- _Task statement_: Return each line of the records holding the string "white".

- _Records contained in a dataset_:
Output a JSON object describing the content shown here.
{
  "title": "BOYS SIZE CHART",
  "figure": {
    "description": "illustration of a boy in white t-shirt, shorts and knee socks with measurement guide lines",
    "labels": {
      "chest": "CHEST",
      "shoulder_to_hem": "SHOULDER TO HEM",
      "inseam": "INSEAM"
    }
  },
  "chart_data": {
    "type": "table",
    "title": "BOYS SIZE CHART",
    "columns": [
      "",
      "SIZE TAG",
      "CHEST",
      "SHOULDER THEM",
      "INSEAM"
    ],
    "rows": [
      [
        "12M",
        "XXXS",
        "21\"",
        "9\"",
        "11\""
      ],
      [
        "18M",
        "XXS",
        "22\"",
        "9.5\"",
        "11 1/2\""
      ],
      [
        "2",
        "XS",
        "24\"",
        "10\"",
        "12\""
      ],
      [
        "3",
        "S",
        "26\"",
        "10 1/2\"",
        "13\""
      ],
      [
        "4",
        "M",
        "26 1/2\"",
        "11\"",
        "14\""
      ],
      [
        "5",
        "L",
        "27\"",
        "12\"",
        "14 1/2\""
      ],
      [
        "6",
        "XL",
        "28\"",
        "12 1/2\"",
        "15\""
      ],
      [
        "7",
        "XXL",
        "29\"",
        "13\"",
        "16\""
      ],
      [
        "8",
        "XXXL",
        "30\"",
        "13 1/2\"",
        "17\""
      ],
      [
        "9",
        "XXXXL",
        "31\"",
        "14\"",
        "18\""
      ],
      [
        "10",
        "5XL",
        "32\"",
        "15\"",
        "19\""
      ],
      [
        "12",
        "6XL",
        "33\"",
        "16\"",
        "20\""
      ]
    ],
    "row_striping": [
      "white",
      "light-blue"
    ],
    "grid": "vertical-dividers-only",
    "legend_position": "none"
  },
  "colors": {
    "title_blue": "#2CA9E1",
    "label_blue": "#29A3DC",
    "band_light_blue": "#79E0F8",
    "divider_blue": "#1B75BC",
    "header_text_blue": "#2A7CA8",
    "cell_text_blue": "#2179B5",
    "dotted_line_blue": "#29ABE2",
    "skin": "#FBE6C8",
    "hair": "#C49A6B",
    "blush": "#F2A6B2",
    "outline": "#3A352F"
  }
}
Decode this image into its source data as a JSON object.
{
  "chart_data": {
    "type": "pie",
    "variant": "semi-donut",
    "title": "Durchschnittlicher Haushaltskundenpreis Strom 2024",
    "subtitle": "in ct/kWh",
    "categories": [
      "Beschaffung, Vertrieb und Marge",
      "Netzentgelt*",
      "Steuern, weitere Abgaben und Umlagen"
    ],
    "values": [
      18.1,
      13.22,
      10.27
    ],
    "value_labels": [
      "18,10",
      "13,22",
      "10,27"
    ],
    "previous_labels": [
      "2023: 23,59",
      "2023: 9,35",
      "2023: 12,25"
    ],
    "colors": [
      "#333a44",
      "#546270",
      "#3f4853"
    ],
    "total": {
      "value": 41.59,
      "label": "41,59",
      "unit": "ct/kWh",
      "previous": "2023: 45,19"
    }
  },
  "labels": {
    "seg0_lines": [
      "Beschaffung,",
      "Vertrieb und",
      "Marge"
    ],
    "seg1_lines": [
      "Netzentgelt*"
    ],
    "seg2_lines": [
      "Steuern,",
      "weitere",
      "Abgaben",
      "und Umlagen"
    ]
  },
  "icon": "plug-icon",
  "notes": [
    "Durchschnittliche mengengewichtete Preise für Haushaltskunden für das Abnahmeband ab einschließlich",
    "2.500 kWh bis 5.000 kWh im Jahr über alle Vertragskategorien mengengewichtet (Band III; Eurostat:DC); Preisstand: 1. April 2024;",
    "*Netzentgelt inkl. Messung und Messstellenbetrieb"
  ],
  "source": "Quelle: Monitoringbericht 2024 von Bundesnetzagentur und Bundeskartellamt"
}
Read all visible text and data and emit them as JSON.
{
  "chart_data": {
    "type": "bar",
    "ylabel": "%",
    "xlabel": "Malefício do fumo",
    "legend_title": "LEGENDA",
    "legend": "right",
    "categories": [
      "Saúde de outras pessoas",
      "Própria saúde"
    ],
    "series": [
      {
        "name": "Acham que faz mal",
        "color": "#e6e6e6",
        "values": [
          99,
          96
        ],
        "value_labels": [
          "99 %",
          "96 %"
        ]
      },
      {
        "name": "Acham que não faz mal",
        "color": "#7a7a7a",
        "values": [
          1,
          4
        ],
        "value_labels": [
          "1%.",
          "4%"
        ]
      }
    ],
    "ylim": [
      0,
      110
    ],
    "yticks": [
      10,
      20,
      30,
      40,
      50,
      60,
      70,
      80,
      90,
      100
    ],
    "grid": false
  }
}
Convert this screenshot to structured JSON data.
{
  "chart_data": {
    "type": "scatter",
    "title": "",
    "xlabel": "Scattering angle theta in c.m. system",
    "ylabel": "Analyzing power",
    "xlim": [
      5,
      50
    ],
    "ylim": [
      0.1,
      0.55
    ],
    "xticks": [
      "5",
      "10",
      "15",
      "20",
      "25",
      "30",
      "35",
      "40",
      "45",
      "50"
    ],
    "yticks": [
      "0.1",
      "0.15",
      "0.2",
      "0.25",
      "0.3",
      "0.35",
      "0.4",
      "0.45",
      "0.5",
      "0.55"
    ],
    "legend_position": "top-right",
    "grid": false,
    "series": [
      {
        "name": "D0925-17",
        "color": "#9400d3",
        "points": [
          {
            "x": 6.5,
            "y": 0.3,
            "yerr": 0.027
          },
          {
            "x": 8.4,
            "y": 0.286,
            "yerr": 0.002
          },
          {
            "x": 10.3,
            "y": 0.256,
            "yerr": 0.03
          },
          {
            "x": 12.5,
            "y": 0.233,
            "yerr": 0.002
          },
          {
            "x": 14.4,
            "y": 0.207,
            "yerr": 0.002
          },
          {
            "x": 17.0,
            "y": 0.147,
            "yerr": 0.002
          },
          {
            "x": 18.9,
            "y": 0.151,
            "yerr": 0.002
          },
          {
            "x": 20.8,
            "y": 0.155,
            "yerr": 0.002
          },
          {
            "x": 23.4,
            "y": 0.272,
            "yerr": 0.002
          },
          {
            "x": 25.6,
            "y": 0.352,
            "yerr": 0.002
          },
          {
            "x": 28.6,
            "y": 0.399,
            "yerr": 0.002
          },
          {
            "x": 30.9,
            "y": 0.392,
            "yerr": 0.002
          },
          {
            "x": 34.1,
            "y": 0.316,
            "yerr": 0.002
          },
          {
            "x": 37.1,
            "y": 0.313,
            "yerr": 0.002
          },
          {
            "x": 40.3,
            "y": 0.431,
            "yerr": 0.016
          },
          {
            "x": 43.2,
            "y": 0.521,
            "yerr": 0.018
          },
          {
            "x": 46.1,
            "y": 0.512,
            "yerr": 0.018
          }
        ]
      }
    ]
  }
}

- _Task answer_:
    "description": "illustration of a boy in white t-shirt, shorts and knee socks with measurement guide lines",
      "white",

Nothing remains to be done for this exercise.